Exercise:
Copy each line of the listing below exactly.
=== Entries supplied ===
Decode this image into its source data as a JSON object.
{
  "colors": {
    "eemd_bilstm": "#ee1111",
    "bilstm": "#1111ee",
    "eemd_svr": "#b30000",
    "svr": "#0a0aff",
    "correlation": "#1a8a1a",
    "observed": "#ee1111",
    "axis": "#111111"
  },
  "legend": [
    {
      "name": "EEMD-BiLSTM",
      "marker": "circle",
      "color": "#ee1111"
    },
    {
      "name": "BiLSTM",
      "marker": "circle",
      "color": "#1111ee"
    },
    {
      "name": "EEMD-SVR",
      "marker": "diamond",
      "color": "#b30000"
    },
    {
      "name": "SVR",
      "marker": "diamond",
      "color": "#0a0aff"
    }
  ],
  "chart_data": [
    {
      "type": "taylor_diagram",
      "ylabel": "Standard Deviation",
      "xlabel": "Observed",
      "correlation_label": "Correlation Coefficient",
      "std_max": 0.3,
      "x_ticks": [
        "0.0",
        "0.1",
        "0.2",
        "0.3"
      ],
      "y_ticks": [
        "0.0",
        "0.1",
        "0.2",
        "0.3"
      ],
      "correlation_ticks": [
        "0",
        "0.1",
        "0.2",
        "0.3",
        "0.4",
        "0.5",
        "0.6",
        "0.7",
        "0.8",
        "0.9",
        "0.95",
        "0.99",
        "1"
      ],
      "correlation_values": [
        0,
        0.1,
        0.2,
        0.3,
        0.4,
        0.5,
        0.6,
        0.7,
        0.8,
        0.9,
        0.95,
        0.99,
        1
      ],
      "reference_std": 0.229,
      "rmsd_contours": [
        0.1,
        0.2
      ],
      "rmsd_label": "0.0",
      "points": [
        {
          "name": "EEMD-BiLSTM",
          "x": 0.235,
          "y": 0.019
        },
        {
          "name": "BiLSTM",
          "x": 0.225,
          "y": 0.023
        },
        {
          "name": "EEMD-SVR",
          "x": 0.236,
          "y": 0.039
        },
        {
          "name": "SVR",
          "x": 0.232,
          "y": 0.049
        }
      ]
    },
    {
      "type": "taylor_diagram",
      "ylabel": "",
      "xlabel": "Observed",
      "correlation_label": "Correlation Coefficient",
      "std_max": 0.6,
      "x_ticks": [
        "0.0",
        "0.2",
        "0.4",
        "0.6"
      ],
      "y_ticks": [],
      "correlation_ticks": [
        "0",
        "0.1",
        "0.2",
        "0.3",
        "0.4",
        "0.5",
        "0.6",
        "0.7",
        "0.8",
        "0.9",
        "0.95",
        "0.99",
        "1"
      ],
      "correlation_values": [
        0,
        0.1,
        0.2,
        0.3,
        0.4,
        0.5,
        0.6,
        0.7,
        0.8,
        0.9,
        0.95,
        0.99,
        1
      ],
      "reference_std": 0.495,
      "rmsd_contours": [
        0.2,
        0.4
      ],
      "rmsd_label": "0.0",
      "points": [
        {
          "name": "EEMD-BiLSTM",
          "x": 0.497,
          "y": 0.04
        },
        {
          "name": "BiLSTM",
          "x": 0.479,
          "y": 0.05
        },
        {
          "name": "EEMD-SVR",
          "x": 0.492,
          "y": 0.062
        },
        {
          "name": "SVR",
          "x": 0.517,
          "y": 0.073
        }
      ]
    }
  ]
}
===
The result:
Decode this image into its source data as a JSON object.
{
  "colors": {
    "eemd_bilstm": "#ee1111",
    "bilstm": "#1111ee",
    "eemd_svr": "#b30000",
    "svr": "#0a0aff",
    "correlation": "#1a8a1a",
    "observed": "#ee1111",
    "axis": "#111111"
  },
  "legend": [
    {
      "name": "EEMD-BiLSTM",
      "marker": "circle",
      "color": "#ee1111"
    },
    {
      "name": "BiLSTM",
      "marker": "circle",
      "color": "#1111ee"
    },
    {
      "name": "EEMD-SVR",
      "marker": "diamond",
      "color": "#b30000"
    },
    {
      "name": "SVR",
      "marker": "diamond",
      "color": "#0a0aff"
    }
  ],
  "chart_data": [
    {
      "type": "taylor_diagram",
      "ylabel": "Standard Deviation",
      "xlabel": "Observed",
      "correlation_label": "Correlation Coefficient",
      "std_max": 0.3,
      "x_ticks": [
        "0.0",
        "0.1",
        "0.2",
        "0.3"
      ],
      "y_ticks": [
        "0.0",
        "0.1",
        "0.2",
        "0.3"
      ],
      "correlation_ticks": [
        "0",
        "0.1",
        "0.2",
        "0.3",
        "0.4",
        "0.5",
        "0.6",
        "0.7",
        "0.8",
        "0.9",
        "0.95",
        "0.99",
        "1"
      ],
      "correlation_values": [
        0,
        0.1,
        0.2,
        0.3,
        0.4,
        0.5,
        0.6,
        0.7,
        0.8,
        0.9,
        0.95,
        0.99,
        1
      ],
      "reference_std": 0.229,
      "rmsd_contours": [
        0.1,
        0.2
      ],
      "rmsd_label": "0.0",
      "points": [
        {
          "name": "EEMD-BiLSTM",
          "x": 0.235,
          "y": 0.019
        },
        {
          "name": "BiLSTM",
          "x": 0.225,
          "y": 0.023
        },
        {
          "name": "EEMD-SVR",
          "x": 0.236,
          "y": 0.039
        },
        {
          "name": "SVR",
          "x": 0.232,
          "y": 0.049
        }
      ]
    },
    {
      "type": "taylor_diagram",
      "ylabel": "",
      "xlabel": "Observed",
      "correlation_label": "Correlation Coefficient",
      "std_max": 0.6,
      "x_ticks": [
        "0.0",
        "0.2",
        "0.4",
        "0.6"
      ],
      "y_ticks": [],
      "correlation_ticks": [
        "0",
        "0.1",
        "0.2",
        "0.3",
        "0.4",
        "0.5",
        "0.6",
        "0.7",
        "0.8",
        "0.9",
        "0.95",
        "0.99",
        "1"
      ],
      "correlation_values": [
        0,
        0.1,
        0.2,
        0.3,
        0.4,
        0.5,
        0.6,
        0.7,
        0.8,
        0.9,
        0.95,
        0.99,
        1
      ],
      "reference_std": 0.495,
      "rmsd_contours": [
        0.2,
        0.4
      ],
      "rmsd_label": "0.0",
      "points": [
        {
          "name": "EEMD-BiLSTM",
          "x": 0.497,
          "y": 0.04
        },
        {
          "name": "BiLSTM",
          "x": 0.479,
          "y": 0.05
        },
        {
          "name": "EEMD-SVR",
          "x": 0.492,
          "y": 0.062
        },
        {
          "name": "SVR",
          "x": 0.517,
          "y": 0.073
        }
      ]
    }
  ]
}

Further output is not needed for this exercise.